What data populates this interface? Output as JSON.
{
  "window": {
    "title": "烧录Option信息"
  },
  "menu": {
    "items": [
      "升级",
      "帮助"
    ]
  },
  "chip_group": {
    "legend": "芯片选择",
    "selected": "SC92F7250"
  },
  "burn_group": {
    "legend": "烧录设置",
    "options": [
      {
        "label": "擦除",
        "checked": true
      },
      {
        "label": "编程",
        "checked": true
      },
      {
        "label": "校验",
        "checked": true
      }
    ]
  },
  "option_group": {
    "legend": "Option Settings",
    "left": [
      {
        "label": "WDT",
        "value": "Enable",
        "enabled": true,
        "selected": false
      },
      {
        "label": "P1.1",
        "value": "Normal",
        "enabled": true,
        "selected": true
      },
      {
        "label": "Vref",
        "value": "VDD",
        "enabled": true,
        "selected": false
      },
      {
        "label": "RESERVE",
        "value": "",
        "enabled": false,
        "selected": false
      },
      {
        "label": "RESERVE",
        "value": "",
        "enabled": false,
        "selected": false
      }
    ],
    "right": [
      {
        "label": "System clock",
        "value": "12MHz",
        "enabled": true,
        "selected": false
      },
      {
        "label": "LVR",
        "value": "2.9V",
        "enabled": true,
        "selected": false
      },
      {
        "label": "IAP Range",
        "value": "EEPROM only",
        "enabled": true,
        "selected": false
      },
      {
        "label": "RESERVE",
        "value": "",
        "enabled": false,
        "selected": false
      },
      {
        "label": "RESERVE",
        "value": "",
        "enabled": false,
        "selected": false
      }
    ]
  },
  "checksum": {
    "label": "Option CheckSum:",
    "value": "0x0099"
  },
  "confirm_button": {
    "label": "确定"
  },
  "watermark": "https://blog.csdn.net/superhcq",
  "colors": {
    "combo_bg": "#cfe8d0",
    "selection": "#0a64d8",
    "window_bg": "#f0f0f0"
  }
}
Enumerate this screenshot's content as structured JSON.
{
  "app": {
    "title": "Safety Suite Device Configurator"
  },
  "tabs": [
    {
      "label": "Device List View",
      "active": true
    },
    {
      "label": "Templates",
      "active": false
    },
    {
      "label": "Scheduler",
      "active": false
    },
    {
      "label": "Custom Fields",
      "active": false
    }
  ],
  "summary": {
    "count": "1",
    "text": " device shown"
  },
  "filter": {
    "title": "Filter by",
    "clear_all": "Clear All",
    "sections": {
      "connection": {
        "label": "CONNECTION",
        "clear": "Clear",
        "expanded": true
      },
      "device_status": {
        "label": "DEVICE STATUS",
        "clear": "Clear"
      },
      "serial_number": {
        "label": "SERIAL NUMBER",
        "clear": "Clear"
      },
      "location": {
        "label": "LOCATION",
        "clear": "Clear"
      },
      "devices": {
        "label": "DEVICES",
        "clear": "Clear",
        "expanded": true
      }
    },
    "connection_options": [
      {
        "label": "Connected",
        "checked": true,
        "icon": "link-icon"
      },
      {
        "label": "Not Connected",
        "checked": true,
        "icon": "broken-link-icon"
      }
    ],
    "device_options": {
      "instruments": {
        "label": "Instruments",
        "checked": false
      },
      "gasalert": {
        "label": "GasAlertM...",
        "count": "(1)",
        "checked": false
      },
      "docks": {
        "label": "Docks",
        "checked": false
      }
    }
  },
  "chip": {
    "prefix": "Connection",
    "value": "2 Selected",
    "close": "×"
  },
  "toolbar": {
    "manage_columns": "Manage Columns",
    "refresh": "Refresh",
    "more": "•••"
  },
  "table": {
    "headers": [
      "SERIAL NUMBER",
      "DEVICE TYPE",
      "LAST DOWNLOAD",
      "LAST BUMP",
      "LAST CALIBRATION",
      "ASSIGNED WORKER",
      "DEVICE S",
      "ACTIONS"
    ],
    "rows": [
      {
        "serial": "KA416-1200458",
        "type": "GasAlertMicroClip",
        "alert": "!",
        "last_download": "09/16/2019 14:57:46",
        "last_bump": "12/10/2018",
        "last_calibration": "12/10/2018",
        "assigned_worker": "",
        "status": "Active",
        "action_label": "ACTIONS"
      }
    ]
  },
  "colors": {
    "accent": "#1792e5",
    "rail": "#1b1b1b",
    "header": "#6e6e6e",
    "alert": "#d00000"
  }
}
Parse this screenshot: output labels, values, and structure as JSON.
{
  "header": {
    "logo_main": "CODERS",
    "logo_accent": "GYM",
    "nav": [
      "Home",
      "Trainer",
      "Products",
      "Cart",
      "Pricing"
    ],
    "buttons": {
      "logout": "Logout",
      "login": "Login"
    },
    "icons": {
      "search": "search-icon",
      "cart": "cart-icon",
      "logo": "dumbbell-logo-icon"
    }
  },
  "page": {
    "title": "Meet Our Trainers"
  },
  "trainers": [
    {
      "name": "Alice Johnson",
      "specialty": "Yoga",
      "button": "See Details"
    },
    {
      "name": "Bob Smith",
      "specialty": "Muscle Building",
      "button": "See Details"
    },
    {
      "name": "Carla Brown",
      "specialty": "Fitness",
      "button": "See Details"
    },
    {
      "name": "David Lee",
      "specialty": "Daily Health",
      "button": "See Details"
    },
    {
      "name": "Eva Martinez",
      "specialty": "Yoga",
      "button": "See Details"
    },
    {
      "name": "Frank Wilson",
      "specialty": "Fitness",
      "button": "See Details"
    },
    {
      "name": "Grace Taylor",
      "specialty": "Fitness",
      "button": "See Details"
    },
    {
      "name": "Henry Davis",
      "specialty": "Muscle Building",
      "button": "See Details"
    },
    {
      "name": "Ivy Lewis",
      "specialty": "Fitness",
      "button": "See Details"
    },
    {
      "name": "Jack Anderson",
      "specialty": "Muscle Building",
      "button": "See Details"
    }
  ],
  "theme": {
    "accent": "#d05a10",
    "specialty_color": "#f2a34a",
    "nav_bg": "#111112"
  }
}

##########

What is needed here is an exact reproduction of all the entries.

What data populates this interface? Output as JSON.
{
  "window": {
    "title": "烧录Option信息"
  },
  "menu": {
    "items": [
      "升级",
      "帮助"
    ]
  },
  "chip_group": {
    "legend": "芯片选择",
    "selected": "SC92F7250"
  },
  "burn_group": {
    "legend": "烧录设置",
    "options": [
      {
        "label": "擦除",
        "checked": true
      },
      {
        "label": "编程",
        "checked": true
      },
      {
        "label": "校验",
        "checked": true
      }
    ]
  },
  "option_group": {
    "legend": "Option Settings",
    "left": [
      {
        "label": "WDT",
        "value": "Enable",
        "enabled": true,
        "selected": false
      },
      {
        "label": "P1.1",
        "value": "Normal",
        "enabled": true,
        "selected": true
      },
      {
        "label": "Vref",
        "value": "VDD",
        "enabled": true,
        "selected": false
      },
      {
        "label": "RESERVE",
        "value": "",
        "enabled": false,
        "selected": false
      },
      {
        "label": "RESERVE",
        "value": "",
        "enabled": false,
        "selected": false
      }
    ],
    "right": [
      {
        "label": "System clock",
        "value": "12MHz",
        "enabled": true,
        "selected": false
      },
      {
        "label": "LVR",
        "value": "2.9V",
        "enabled": true,
        "selected": false
      },
      {
        "label": "IAP Range",
        "value": "EEPROM only",
        "enabled": true,
        "selected": false
      },
      {
        "label": "RESERVE",
        "value": "",
        "enabled": false,
        "selected": false
      },
      {
        "label": "RESERVE",
        "value": "",
        "enabled": false,
        "selected": false
      }
    ]
  },
  "checksum": {
    "label": "Option CheckSum:",
    "value": "0x0099"
  },
  "confirm_button": {
    "label": "确定"
  },
  "watermark": "https://blog.csdn.net/superhcq",
  "colors": {
    "combo_bg": "#cfe8d0",
    "selection": "#0a64d8",
    "window_bg": "#f0f0f0"
  }
}
Enumerate this screenshot's content as structured JSON.
{
  "app": {
    "title": "Safety Suite Device Configurator"
  },
  "tabs": [
    {
      "label": "Device List View",
      "active": true
    },
    {
      "label": "Templates",
      "active": false
    },
    {
      "label": "Scheduler",
      "active": false
    },
    {
      "label": "Custom Fields",
      "active": false
    }
  ],
  "summary": {
    "count": "1",
    "text": " device shown"
  },
  "filter": {
    "title": "Filter by",
    "clear_all": "Clear All",
    "sections": {
      "connection": {
        "label": "CONNECTION",
        "clear": "Clear",
        "expanded": true
      },
      "device_status": {
        "label": "DEVICE STATUS",
        "clear": "Clear"
      },
      "serial_number": {
        "label": "SERIAL NUMBER",
        "clear": "Clear"
      },
      "location": {
        "label": "LOCATION",
        "clear": "Clear"
      },
      "devices": {
        "label": "DEVICES",
        "clear": "Clear",
        "expanded": true
      }
    },
    "connection_options": [
      {
        "label": "Connected",
        "checked": true,
        "icon": "link-icon"
      },
      {
        "label": "Not Connected",
        "checked": true,
        "icon": "broken-link-icon"
      }
    ],
    "device_options": {
      "instruments": {
        "label": "Instruments",
        "checked": false
      },
      "gasalert": {
        "label": "GasAlertM...",
        "count": "(1)",
        "checked": false
      },
      "docks": {
        "label": "Docks",
        "checked": false
      }
    }
  },
  "chip": {
    "prefix": "Connection",
    "value": "2 Selected",
    "close": "×"
  },
  "toolbar": {
    "manage_columns": "Manage Columns",
    "refresh": "Refresh",
    "more": "•••"
  },
  "table": {
    "headers": [
      "SERIAL NUMBER",
      "DEVICE TYPE",
      "LAST DOWNLOAD",
      "LAST BUMP",
      "LAST CALIBRATION",
      "ASSIGNED WORKER",
      "DEVICE S",
      "ACTIONS"
    ],
    "rows": [
      {
        "serial": "KA416-1200458",
        "type": "GasAlertMicroClip",
        "alert": "!",
        "last_download": "09/16/2019 14:57:46",
        "last_bump": "12/10/2018",
        "last_calibration": "12/10/2018",
        "assigned_worker": "",
        "status": "Active",
        "action_label": "ACTIONS"
      }
    ]
  },
  "colors": {
    "accent": "#1792e5",
    "rail": "#1b1b1b",
    "header": "#6e6e6e",
    "alert": "#d00000"
  }
}
Parse this screenshot: output labels, values, and structure as JSON.
{
  "header": {
    "logo_main": "CODERS",
    "logo_accent": "GYM",
    "nav": [
      "Home",
      "Trainer",
      "Products",
      "Cart",
      "Pricing"
    ],
    "buttons": {
      "logout": "Logout",
      "login": "Login"
    },
    "icons": {
      "search": "search-icon",
      "cart": "cart-icon",
      "logo": "dumbbell-logo-icon"
    }
  },
  "page": {
    "title": "Meet Our Trainers"
  },
  "trainers": [
    {
      "name": "Alice Johnson",
      "specialty": "Yoga",
      "button": "See Details"
    },
    {
      "name": "Bob Smith",
      "specialty": "Muscle Building",
      "button": "See Details"
    },
    {
      "name": "Carla Brown",
      "specialty": "Fitness",
      "button": "See Details"
    },
    {
      "name": "David Lee",
      "specialty": "Daily Health",
      "button": "See Details"
    },
    {
      "name": "Eva Martinez",
      "specialty": "Yoga",
      "button": "See Details"
    },
    {
      "name": "Frank Wilson",
      "specialty": "Fitness",
      "button": "See Details"
    },
    {
      "name": "Grace Taylor",
      "specialty": "Fitness",
      "button": "See Details"
    },
    {
      "name": "Henry Davis",
      "specialty": "Muscle Building",
      "button": "See Details"
    },
    {
      "name": "Ivy Lewis",
      "specialty": "Fitness",
      "button": "See Details"
    },
    {
      "name": "Jack Anderson",
      "specialty": "Muscle Building",
      "button": "See Details"
    }
  ],
  "theme": {
    "accent": "#d05a10",
    "specialty_color": "#f2a34a",
    "nav_bg": "#111112"
  }
}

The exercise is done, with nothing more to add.